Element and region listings
※ ※ ※

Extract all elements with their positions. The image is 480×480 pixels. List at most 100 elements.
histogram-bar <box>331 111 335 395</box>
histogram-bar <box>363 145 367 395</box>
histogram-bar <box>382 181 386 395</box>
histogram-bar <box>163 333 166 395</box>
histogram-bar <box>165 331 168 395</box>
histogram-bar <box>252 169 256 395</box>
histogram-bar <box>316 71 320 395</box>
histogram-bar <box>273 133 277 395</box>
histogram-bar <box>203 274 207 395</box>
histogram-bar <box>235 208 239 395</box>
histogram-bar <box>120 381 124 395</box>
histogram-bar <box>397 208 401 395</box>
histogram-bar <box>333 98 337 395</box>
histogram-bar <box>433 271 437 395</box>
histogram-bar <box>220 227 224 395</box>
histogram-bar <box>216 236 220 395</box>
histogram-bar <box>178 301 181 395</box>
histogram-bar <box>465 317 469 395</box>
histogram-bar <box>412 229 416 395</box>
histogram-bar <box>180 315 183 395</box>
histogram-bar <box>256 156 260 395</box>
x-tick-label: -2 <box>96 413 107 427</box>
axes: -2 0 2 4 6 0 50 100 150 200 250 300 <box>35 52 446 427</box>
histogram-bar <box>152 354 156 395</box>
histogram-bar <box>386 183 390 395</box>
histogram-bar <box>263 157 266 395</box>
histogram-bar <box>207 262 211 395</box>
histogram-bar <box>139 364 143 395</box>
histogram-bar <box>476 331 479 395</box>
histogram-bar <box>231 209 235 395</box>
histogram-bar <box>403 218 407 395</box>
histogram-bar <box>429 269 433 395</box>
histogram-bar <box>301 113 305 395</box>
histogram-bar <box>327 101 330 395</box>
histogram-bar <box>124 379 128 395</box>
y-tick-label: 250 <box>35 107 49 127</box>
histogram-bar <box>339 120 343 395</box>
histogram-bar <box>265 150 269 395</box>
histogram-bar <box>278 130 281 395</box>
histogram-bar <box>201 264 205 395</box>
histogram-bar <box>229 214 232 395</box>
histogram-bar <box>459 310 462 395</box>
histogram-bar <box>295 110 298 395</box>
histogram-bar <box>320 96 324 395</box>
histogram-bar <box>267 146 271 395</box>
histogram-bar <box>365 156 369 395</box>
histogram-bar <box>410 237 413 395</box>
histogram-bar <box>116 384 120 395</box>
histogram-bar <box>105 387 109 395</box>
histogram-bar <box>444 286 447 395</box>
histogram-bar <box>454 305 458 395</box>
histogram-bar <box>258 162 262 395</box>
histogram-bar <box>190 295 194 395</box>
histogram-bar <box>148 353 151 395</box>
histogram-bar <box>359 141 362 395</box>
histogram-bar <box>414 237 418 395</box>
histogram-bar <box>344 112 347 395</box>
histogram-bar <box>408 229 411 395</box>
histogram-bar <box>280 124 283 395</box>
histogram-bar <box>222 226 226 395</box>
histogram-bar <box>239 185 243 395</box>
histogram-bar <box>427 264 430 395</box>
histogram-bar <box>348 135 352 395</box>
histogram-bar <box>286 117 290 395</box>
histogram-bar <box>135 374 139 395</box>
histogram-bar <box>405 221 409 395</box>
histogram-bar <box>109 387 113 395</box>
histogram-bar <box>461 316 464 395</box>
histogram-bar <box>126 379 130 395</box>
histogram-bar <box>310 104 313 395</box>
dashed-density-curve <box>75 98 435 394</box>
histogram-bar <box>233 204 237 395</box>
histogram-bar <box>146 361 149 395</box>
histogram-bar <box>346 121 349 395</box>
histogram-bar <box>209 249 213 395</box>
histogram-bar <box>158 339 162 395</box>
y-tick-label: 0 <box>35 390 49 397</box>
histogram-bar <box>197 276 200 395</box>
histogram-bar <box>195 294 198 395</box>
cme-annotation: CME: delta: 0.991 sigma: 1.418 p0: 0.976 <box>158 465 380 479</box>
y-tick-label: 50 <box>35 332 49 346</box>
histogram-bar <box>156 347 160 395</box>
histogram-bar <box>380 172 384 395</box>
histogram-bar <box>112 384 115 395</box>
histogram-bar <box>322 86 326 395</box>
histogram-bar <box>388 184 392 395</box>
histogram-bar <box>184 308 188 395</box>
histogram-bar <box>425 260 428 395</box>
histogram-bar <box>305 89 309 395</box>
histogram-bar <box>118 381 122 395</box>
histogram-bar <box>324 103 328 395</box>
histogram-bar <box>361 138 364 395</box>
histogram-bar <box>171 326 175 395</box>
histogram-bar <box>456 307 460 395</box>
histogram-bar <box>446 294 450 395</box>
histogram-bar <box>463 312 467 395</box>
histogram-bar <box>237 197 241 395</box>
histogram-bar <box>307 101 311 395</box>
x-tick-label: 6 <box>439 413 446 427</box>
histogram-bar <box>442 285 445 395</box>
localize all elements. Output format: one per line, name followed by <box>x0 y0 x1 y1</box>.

※ ※ ※

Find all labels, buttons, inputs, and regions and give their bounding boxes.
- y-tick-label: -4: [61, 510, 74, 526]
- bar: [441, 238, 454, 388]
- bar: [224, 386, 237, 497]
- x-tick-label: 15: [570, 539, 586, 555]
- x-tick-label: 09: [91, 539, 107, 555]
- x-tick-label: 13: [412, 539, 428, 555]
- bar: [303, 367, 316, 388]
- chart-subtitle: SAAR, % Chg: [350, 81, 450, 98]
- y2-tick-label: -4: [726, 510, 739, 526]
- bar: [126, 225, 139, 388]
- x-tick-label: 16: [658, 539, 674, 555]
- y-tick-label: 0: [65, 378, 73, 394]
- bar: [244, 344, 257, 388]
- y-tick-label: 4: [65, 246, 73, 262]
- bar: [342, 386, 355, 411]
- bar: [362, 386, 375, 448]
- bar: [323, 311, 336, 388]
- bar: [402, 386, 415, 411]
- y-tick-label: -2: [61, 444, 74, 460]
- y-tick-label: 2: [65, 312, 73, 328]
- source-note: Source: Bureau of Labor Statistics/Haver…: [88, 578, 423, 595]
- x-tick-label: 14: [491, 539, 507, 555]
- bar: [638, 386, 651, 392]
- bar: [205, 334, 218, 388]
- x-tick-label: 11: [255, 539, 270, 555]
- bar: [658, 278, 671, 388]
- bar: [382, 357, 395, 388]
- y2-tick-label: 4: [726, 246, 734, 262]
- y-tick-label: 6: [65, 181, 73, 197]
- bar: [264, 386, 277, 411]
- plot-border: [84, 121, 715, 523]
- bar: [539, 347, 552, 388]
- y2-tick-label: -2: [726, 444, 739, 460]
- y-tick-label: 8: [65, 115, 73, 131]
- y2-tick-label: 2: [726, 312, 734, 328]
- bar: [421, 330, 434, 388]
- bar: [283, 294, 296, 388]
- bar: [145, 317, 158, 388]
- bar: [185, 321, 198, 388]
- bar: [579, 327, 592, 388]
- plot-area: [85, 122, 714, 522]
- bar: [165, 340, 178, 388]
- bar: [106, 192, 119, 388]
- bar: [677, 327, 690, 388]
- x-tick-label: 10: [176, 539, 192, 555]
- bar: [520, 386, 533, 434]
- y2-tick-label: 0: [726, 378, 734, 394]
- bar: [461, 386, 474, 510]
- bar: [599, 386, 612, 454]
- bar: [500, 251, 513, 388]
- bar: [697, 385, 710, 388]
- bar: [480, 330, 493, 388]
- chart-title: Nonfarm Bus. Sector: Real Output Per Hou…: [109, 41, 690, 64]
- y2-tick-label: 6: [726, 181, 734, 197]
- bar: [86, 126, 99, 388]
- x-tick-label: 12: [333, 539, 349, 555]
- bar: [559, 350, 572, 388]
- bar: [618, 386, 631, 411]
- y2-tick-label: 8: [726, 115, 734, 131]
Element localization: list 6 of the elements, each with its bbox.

※ ※ ※

PROBLEM
Edit the rows from the line with "Extract all elements" up to and including the line with "axes: -2 0 2", changing each "histogram-bar" to "bar" and keeping everything else the same. Give only those lines.

EXPECTED OUTPUT
Extract all elements with their positions. The image is 480×480 pixels. List at most 100 elements.
bar <box>331 111 335 395</box>
bar <box>363 145 367 395</box>
bar <box>382 181 386 395</box>
bar <box>163 333 166 395</box>
bar <box>165 331 168 395</box>
bar <box>252 169 256 395</box>
bar <box>316 71 320 395</box>
bar <box>273 133 277 395</box>
bar <box>203 274 207 395</box>
bar <box>235 208 239 395</box>
bar <box>120 381 124 395</box>
bar <box>397 208 401 395</box>
bar <box>333 98 337 395</box>
bar <box>433 271 437 395</box>
bar <box>220 227 224 395</box>
bar <box>216 236 220 395</box>
bar <box>178 301 181 395</box>
bar <box>465 317 469 395</box>
bar <box>412 229 416 395</box>
bar <box>180 315 183 395</box>
bar <box>256 156 260 395</box>
x-tick-label: -2 <box>96 413 107 427</box>
axes: -2 0 2 4 6 0 50 100 150 200 250 300 <box>35 52 446 427</box>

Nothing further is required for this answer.